PROVIDED PASSAGE »
# Chicago Passap Knitters



## kittykitty (Dec 31, 2011)

Hi, I am looking to connect (online and in person) with Chicago area Passap knitters. I would like to start (or join) a Passap study group so that we can all improve our Passap knitting skills. If you are interested, please reply on the list OR PM me.

Thank you.

-kittykitty


----------



## Christi (Feb 3, 2011)

It may seem like a stupid question, but what is "Passap"?


----------



## Chrissy (May 3, 2011)

Christi said:


> It may seem like a stupid question, but what is "Passap"?


Its a brand of km, like Bond, Brother.


----------



## kittykitty (Dec 31, 2011)

Hi,

The only stupid question is the one not asked!

Passap is a brand name of no longer manufactured Swiss made knitting machines. FYI, many of the brands home knitting machines that are currently used in the USA are unfortunately no longer manufactured. 

Anyway, at one time Passaps were considered to be the Rolls Royce of home knitting machines because some of the more popular models of Passaps such as the DM-80 (a.k.a. Duo 80) and E6000 were the only true double bed machines available to home machine knitters. Of course, they can also be used for single bed patterns. 

Other brands of knitting machines may use two beds - with the second one being called a "ribber" - but they are NOT really true double bed machines. Of course, these ribber based machines can also produce beautiful fabric but they can not do all of the things that a Passap can. To be fair, some of these non-Passap brand machine excel at a few things that can be done on a Passap but not as easily - such as certain types of lace knitting.

There are a few models of Passaps still in use, such as:

1) An older model of Passaps often shows up at garage sales, it is the M-201 - it is a metal single bed machine.

2) The DM-5 (usually known as "The Pink Passap) is a heavy weight (5.0 gauge but some thinks its 4.5mm gauge) true double bed machine that has mostly manual based patterning available but does have some card based patterning with the Jac40. This machine is really a work horse and unbeknownst to most people, THIS is the machine that Marie Gray used to make the first ever St. John Knits. Of course since that time, they have moved on to other models and brands of machines

3) The Goldy (a.k.a. Swisskitter) - which is an inexpensive 5.0 gauge single bed machine.

4) The Vario (and Vario Big) - which is a duo gauge (5.0mm and 10.0mm) single bed machine that is great for intarsia and using hand and bulky gauge yarns as well as finer gauge yarns. Some designers love this machine because it is so easy to use and uses so many different types of yarn.

GIVEN RECORDS »

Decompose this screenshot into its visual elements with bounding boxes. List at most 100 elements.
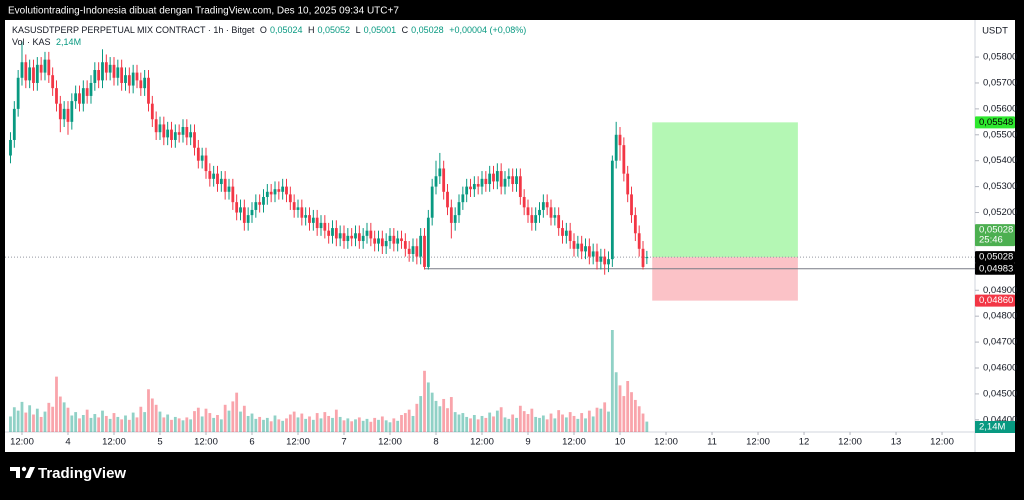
* * *
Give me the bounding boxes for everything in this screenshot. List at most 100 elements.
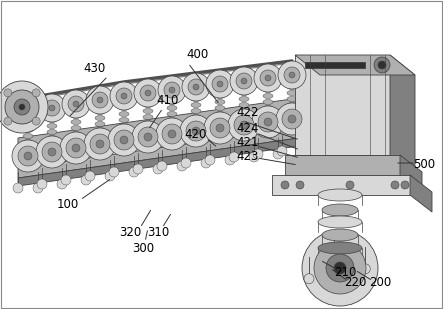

TASK REQUIREMENTS »
#1 According to the thread on Passap knitting machines, what kind of machine is the Goldy?
#2 Using the thread on Passap knitting machines, decide whether each statement agrees with it, and quote the words that settle each one: (a) Passap machines are still being manufactured. (b) The M-201 is a metal single bed machine. (c) The Vario is a double bed machine.
#3 In the thread on Passap knitting machines, why were Passaps once considered the Rolls Royce of home knitting machines?
The data stand apart from the thread on Passap knitting machines.

RESPONSES IN ORDER »
#1 It is an inexpensive 5.0 gauge single bed machine.

#2
(a) No: "Passap is a brand name of no longer manufactured Swiss made knitting machines."
(b) Yes: "it is the M-201 - it is a metal single bed machine."
(c) No: "a duo gauge (5.0mm and 10.0mm) single bed machine"

#3 Some of the more popular Passap models, such as the DM-80 (also called the Duo 80) and the E6000, were the only true double bed machines available to home machine knitters.